> _Passage given_
━━━━━━━━━━━━━━━━━━━━

I’m Black, I’m an Empath, and Yes, We Do Exist

A happy highly sensitive woman at peace

When discovering I’m an empath and HSP, I became an intuitive archaeologist, digging up why I felt the way I did, like how I’d absorb everyone’s emotions.

I am trying to think of the first time I ever heard the word “empath” or the acronym for highly sensitive person, “HSP”. I can tell you this much though — I didn’t hear it much in many African-American circles. Now, I did hear the terms “prophets” and “seers.” 

Growing up in spiritual environments had me wrapped and ready for being in touch with my spiritual gifts — and, as an adult, I had many questions (even though I was a trained, educated, and ordained minister). This led me down a path of exploration of intuitive knowledge and gifts. 

It didn’t take me long to have my first encounter with the definitions of “empath” and “HSP” — which are pretty synonymous since empaths take on others’ emotions just as HSPs do. I delved right in, bought books, watched YouTube videos, and consumed as much as I could to whole-heartedly understand what it’s like to be an empathic highly sensitive soul.

━━━━━━━━━━━━━━━━━━━━

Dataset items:

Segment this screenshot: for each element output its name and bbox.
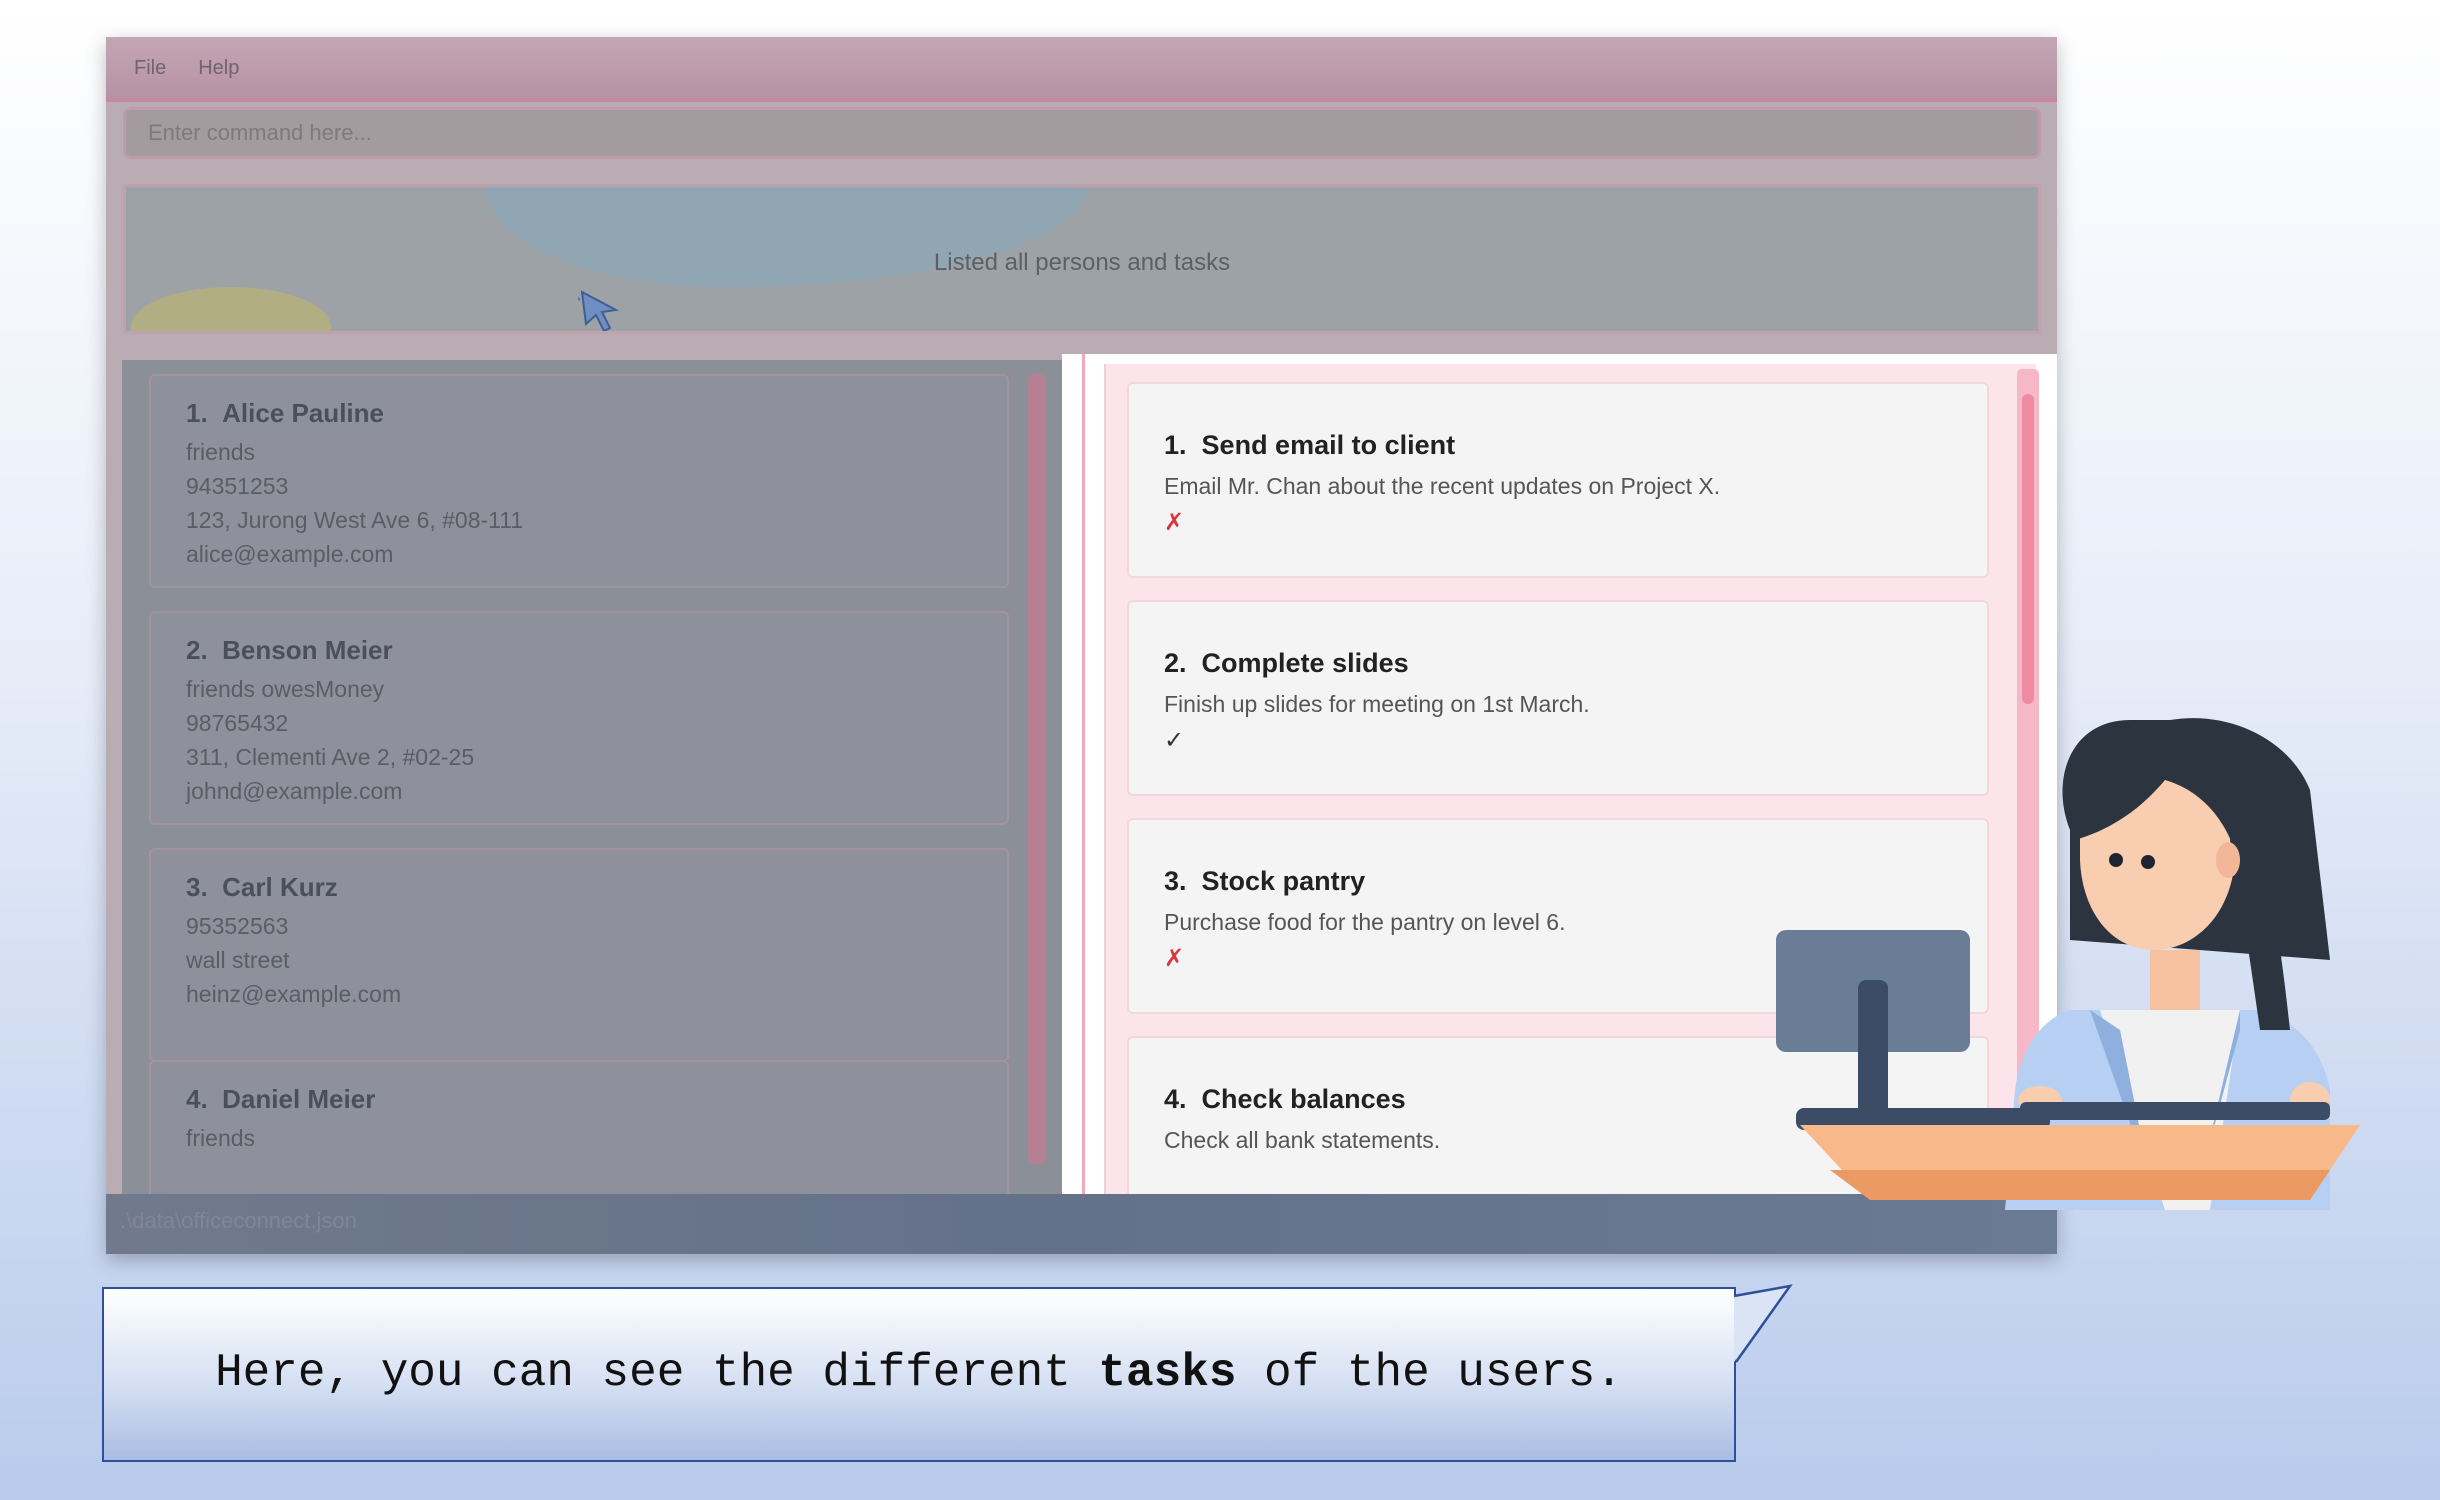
person-address: 311, Clementi Ave 2, #02-25 (186, 744, 475, 770)
person-tags: friends owesMoney (186, 676, 385, 702)
command-input[interactable] (146, 119, 2038, 147)
task-description: Email Mr. Chan about the recent updates … (1164, 473, 1721, 499)
storage-path: .\data\officeconnect.json (120, 1208, 357, 1233)
person-address: wall street (186, 947, 290, 973)
command-box (123, 107, 2041, 159)
task-card[interactable]: 1. Send email to client Email Mr. Chan a… (1127, 382, 1989, 578)
person-email: alice@example.com (186, 541, 394, 567)
task-title: 2. Complete slides (1164, 648, 1409, 678)
cursor-arrow-icon (578, 290, 620, 331)
background-decoration-hill (131, 287, 331, 331)
person-name: 2. Benson Meier (186, 635, 393, 665)
callout-text: Here, you can see the different tasks of… (215, 1347, 1623, 1399)
person-name: 1. Alice Pauline (186, 398, 384, 428)
person-name: 4. Daniel Meier (186, 1084, 376, 1114)
person-card[interactable]: 2. Benson Meier friends owesMoney 987654… (149, 611, 1009, 825)
person-phone: 94351253 (186, 473, 289, 499)
person-address: 123, Jurong West Ave 6, #08-111 (186, 507, 524, 533)
person-card[interactable]: 4. Daniel Meier friends (149, 1060, 1009, 1200)
person-tags: friends (186, 439, 256, 465)
person-card[interactable]: 3. Carl Kurz 95352563 wall street heinz@… (149, 848, 1009, 1062)
person-name: 3. Carl Kurz (186, 872, 338, 902)
menu-bar: File Help (106, 37, 2057, 102)
tutorial-callout: Here, you can see the different tasks of… (102, 1287, 1736, 1462)
person-phone: 98765432 (186, 710, 289, 736)
menu-file[interactable]: File (134, 57, 166, 80)
person-list-scrollbar[interactable] (1028, 374, 1046, 1164)
person-email: johnd@example.com (186, 778, 403, 804)
result-message: Listed all persons and tasks (933, 249, 1231, 276)
task-incomplete-icon: ✗ (1164, 509, 1185, 536)
menu-help[interactable]: Help (198, 57, 239, 80)
task-scrollbar-thumb[interactable] (2022, 394, 2034, 704)
result-display: Listed all persons and tasks (123, 184, 2041, 334)
person-phone: 95352563 (186, 913, 289, 939)
status-bar: .\data\officeconnect.json (106, 1194, 2057, 1254)
person-email: heinz@example.com (186, 981, 402, 1007)
task-title: 1. Send email to client (1164, 430, 1456, 460)
office-worker-illustration (1776, 718, 2360, 1210)
panel-divider (1082, 354, 1085, 1194)
person-card[interactable]: 1. Alice Pauline friends 94351253 123, J… (149, 374, 1009, 588)
person-list-panel: 1. Alice Pauline friends 94351253 123, J… (122, 360, 1062, 1204)
person-tags: friends (186, 1125, 256, 1151)
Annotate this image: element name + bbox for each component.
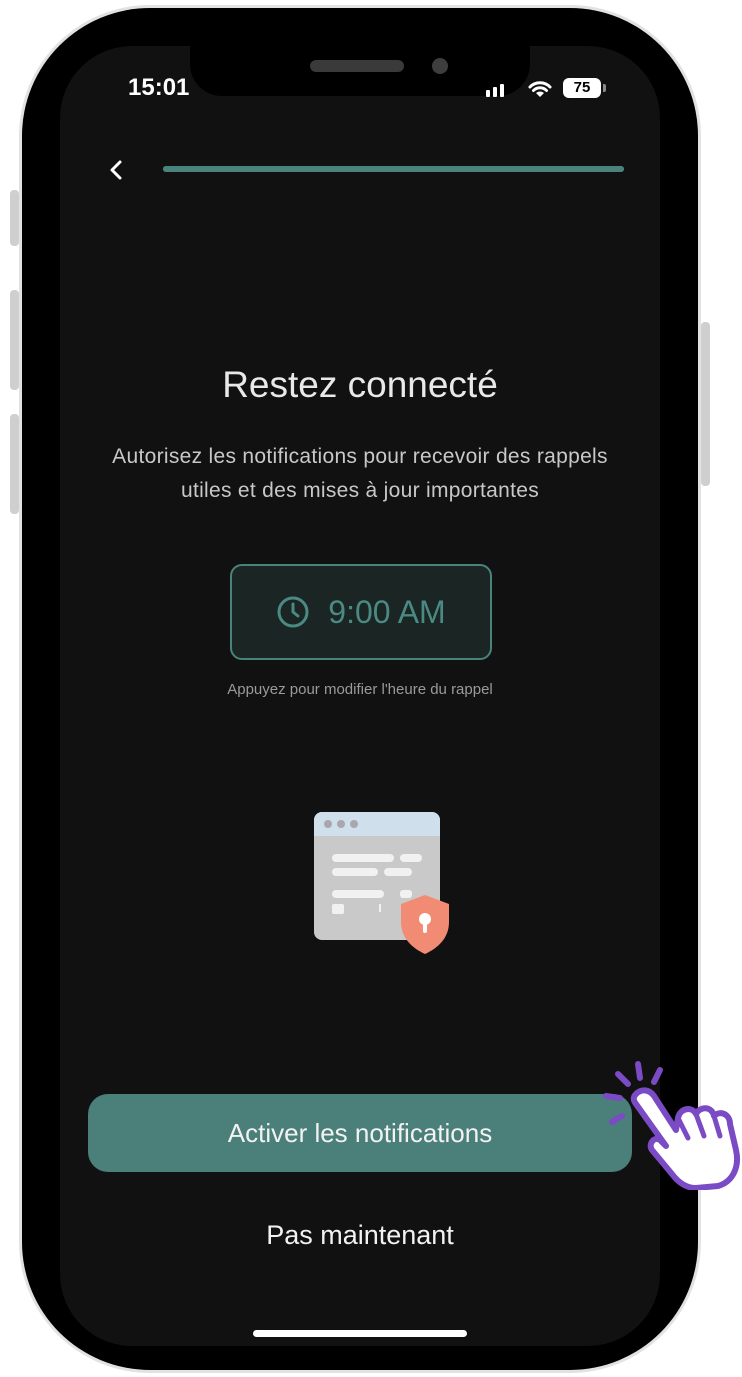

━━━━━━━━━━━━━━━━━━━━

> _Exercise task 1_
List every distinct term that the essay on being a Black empath encloses in quotation marks, giving each term only once.
> _Exercise task 2_
Reproduce the passage of the essay on being a Black empath that begins at the words "Growing up in" and stops after "knowledge and gifts.".

> _Task response 1_
- empath
- HSP
- prophets
- seers

> _Task response 2_
Growing up in spiritual environments had me wrapped and ready for being in touch with my spiritual gifts — and, as an adult, I had many questions (even though I was a trained, educated, and ordained minister). This led me down a path of exploration of intuitive knowledge and gifts.